--- MATERIAL FOR THIS EXERCISE ---

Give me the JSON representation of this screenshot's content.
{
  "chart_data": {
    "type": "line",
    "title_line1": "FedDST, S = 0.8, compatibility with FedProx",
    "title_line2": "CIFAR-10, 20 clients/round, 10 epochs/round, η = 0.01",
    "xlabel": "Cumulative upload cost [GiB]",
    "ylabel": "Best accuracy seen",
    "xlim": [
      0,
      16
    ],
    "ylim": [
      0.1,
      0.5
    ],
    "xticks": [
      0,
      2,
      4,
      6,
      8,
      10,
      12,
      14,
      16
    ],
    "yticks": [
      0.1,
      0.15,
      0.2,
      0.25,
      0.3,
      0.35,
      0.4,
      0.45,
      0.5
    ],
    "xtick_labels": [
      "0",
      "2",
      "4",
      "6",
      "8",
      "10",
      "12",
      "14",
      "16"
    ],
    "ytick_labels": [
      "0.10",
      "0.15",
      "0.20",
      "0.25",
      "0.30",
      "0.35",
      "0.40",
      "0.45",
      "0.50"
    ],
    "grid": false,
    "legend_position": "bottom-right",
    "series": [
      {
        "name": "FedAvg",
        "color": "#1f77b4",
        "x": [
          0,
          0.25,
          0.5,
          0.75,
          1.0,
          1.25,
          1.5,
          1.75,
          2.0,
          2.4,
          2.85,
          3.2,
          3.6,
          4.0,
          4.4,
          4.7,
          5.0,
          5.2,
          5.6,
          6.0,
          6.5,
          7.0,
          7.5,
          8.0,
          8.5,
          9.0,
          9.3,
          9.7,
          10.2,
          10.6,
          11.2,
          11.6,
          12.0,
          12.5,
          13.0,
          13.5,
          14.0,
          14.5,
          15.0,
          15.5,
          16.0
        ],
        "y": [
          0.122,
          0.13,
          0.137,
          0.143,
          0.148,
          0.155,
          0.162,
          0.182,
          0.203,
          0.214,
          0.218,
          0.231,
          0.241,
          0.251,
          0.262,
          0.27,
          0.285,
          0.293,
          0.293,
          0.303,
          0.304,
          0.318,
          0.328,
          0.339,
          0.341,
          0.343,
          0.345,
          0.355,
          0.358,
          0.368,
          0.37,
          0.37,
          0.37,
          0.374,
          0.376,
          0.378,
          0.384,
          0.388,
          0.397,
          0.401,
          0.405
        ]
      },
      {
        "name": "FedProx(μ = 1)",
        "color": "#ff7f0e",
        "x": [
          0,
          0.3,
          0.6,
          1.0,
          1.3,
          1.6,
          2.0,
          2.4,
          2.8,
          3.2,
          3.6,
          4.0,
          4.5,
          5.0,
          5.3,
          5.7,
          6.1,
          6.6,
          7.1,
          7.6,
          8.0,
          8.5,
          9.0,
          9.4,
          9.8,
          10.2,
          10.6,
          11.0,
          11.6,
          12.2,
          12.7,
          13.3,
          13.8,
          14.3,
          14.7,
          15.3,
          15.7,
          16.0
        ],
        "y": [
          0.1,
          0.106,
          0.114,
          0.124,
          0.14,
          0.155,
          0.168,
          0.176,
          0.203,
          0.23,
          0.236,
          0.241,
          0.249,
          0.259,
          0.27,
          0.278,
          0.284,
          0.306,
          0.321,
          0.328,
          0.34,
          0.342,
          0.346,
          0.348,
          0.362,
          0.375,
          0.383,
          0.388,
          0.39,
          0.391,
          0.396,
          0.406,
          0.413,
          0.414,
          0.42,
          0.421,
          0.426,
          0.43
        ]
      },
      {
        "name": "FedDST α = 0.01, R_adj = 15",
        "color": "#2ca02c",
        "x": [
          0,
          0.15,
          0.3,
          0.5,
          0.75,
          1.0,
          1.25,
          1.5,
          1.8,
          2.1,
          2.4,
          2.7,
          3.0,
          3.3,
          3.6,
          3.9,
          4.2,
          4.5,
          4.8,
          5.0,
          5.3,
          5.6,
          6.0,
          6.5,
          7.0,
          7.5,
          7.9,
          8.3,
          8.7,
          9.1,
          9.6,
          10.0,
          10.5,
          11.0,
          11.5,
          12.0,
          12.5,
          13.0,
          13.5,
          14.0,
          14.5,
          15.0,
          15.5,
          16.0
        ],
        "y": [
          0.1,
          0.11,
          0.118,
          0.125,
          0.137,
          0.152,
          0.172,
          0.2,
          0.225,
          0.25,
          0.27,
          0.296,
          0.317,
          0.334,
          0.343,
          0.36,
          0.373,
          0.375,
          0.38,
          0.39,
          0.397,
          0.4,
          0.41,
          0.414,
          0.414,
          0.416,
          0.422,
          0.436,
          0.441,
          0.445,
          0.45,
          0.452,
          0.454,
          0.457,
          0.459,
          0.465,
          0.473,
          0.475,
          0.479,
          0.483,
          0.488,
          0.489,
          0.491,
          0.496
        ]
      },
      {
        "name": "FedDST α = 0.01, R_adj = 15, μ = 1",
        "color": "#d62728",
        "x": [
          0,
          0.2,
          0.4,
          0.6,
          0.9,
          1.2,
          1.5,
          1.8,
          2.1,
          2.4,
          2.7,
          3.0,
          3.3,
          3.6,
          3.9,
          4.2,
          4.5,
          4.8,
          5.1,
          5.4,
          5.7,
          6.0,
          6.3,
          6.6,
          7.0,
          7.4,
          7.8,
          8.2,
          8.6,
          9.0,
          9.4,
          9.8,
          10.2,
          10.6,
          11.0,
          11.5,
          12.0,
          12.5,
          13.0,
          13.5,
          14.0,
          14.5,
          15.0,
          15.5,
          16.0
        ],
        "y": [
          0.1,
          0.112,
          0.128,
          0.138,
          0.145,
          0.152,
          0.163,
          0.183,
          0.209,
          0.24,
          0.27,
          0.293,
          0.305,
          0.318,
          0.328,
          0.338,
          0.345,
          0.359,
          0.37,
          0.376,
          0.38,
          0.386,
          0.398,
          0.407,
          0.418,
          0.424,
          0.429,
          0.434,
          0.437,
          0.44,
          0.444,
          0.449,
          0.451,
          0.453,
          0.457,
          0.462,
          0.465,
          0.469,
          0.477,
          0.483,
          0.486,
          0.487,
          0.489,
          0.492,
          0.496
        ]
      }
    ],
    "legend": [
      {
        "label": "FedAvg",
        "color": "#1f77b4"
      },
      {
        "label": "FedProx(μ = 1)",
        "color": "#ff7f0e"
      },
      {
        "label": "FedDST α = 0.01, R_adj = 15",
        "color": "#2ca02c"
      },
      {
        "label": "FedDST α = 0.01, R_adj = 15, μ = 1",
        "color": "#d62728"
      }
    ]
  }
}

---

SET TASK.
Output all preceding records character for character.

RESULT OF THE TASK.
Give me the JSON representation of this screenshot's content.
{
  "chart_data": {
    "type": "line",
    "title_line1": "FedDST, S = 0.8, compatibility with FedProx",
    "title_line2": "CIFAR-10, 20 clients/round, 10 epochs/round, η = 0.01",
    "xlabel": "Cumulative upload cost [GiB]",
    "ylabel": "Best accuracy seen",
    "xlim": [
      0,
      16
    ],
    "ylim": [
      0.1,
      0.5
    ],
    "xticks": [
      0,
      2,
      4,
      6,
      8,
      10,
      12,
      14,
      16
    ],
    "yticks": [
      0.1,
      0.15,
      0.2,
      0.25,
      0.3,
      0.35,
      0.4,
      0.45,
      0.5
    ],
    "xtick_labels": [
      "0",
      "2",
      "4",
      "6",
      "8",
      "10",
      "12",
      "14",
      "16"
    ],
    "ytick_labels": [
      "0.10",
      "0.15",
      "0.20",
      "0.25",
      "0.30",
      "0.35",
      "0.40",
      "0.45",
      "0.50"
    ],
    "grid": false,
    "legend_position": "bottom-right",
    "series": [
      {
        "name": "FedAvg",
        "color": "#1f77b4",
        "x": [
          0,
          0.25,
          0.5,
          0.75,
          1.0,
          1.25,
          1.5,
          1.75,
          2.0,
          2.4,
          2.85,
          3.2,
          3.6,
          4.0,
          4.4,
          4.7,
          5.0,
          5.2,
          5.6,
          6.0,
          6.5,
          7.0,
          7.5,
          8.0,
          8.5,
          9.0,
          9.3,
          9.7,
          10.2,
          10.6,
          11.2,
          11.6,
          12.0,
          12.5,
          13.0,
          13.5,
          14.0,
          14.5,
          15.0,
          15.5,
          16.0
        ],
        "y": [
          0.122,
          0.13,
          0.137,
          0.143,
          0.148,
          0.155,
          0.162,
          0.182,
          0.203,
          0.214,
          0.218,
          0.231,
          0.241,
          0.251,
          0.262,
          0.27,
          0.285,
          0.293,
          0.293,
          0.303,
          0.304,
          0.318,
          0.328,
          0.339,
          0.341,
          0.343,
          0.345,
          0.355,
          0.358,
          0.368,
          0.37,
          0.37,
          0.37,
          0.374,
          0.376,
          0.378,
          0.384,
          0.388,
          0.397,
          0.401,
          0.405
        ]
      },
      {
        "name": "FedProx(μ = 1)",
        "color": "#ff7f0e",
        "x": [
          0,
          0.3,
          0.6,
          1.0,
          1.3,
          1.6,
          2.0,
          2.4,
          2.8,
          3.2,
          3.6,
          4.0,
          4.5,
          5.0,
          5.3,
          5.7,
          6.1,
          6.6,
          7.1,
          7.6,
          8.0,
          8.5,
          9.0,
          9.4,
          9.8,
          10.2,
          10.6,
          11.0,
          11.6,
          12.2,
          12.7,
          13.3,
          13.8,
          14.3,
          14.7,
          15.3,
          15.7,
          16.0
        ],
        "y": [
          0.1,
          0.106,
          0.114,
          0.124,
          0.14,
          0.155,
          0.168,
          0.176,
          0.203,
          0.23,
          0.236,
          0.241,
          0.249,
          0.259,
          0.27,
          0.278,
          0.284,
          0.306,
          0.321,
          0.328,
          0.34,
          0.342,
          0.346,
          0.348,
          0.362,
          0.375,
          0.383,
          0.388,
          0.39,
          0.391,
          0.396,
          0.406,
          0.413,
          0.414,
          0.42,
          0.421,
          0.426,
          0.43
        ]
      },
      {
        "name": "FedDST α = 0.01, R_adj = 15",
        "color": "#2ca02c",
        "x": [
          0,
          0.15,
          0.3,
          0.5,
          0.75,
          1.0,
          1.25,
          1.5,
          1.8,
          2.1,
          2.4,
          2.7,
          3.0,
          3.3,
          3.6,
          3.9,
          4.2,
          4.5,
          4.8,
          5.0,
          5.3,
          5.6,
          6.0,
          6.5,
          7.0,
          7.5,
          7.9,
          8.3,
          8.7,
          9.1,
          9.6,
          10.0,
          10.5,
          11.0,
          11.5,
          12.0,
          12.5,
          13.0,
          13.5,
          14.0,
          14.5,
          15.0,
          15.5,
          16.0
        ],
        "y": [
          0.1,
          0.11,
          0.118,
          0.125,
          0.137,
          0.152,
          0.172,
          0.2,
          0.225,
          0.25,
          0.27,
          0.296,
          0.317,
          0.334,
          0.343,
          0.36,
          0.373,
          0.375,
          0.38,
          0.39,
          0.397,
          0.4,
          0.41,
          0.414,
          0.414,
          0.416,
          0.422,
          0.436,
          0.441,
          0.445,
          0.45,
          0.452,
          0.454,
          0.457,
          0.459,
          0.465,
          0.473,
          0.475,
          0.479,
          0.483,
          0.488,
          0.489,
          0.491,
          0.496
        ]
      },
      {
        "name": "FedDST α = 0.01, R_adj = 15, μ = 1",
        "color": "#d62728",
        "x": [
          0,
          0.2,
          0.4,
          0.6,
          0.9,
          1.2,
          1.5,
          1.8,
          2.1,
          2.4,
          2.7,
          3.0,
          3.3,
          3.6,
          3.9,
          4.2,
          4.5,
          4.8,
          5.1,
          5.4,
          5.7,
          6.0,
          6.3,
          6.6,
          7.0,
          7.4,
          7.8,
          8.2,
          8.6,
          9.0,
          9.4,
          9.8,
          10.2,
          10.6,
          11.0,
          11.5,
          12.0,
          12.5,
          13.0,
          13.5,
          14.0,
          14.5,
          15.0,
          15.5,
          16.0
        ],
        "y": [
          0.1,
          0.112,
          0.128,
          0.138,
          0.145,
          0.152,
          0.163,
          0.183,
          0.209,
          0.24,
          0.27,
          0.293,
          0.305,
          0.318,
          0.328,
          0.338,
          0.345,
          0.359,
          0.37,
          0.376,
          0.38,
          0.386,
          0.398,
          0.407,
          0.418,
          0.424,
          0.429,
          0.434,
          0.437,
          0.44,
          0.444,
          0.449,
          0.451,
          0.453,
          0.457,
          0.462,
          0.465,
          0.469,
          0.477,
          0.483,
          0.486,
          0.487,
          0.489,
          0.492,
          0.496
        ]
      }
    ],
    "legend": [
      {
        "label": "FedAvg",
        "color": "#1f77b4"
      },
      {
        "label": "FedProx(μ = 1)",
        "color": "#ff7f0e"
      },
      {
        "label": "FedDST α = 0.01, R_adj = 15",
        "color": "#2ca02c"
      },
      {
        "label": "FedDST α = 0.01, R_adj = 15, μ = 1",
        "color": "#d62728"
      }
    ]
  }
}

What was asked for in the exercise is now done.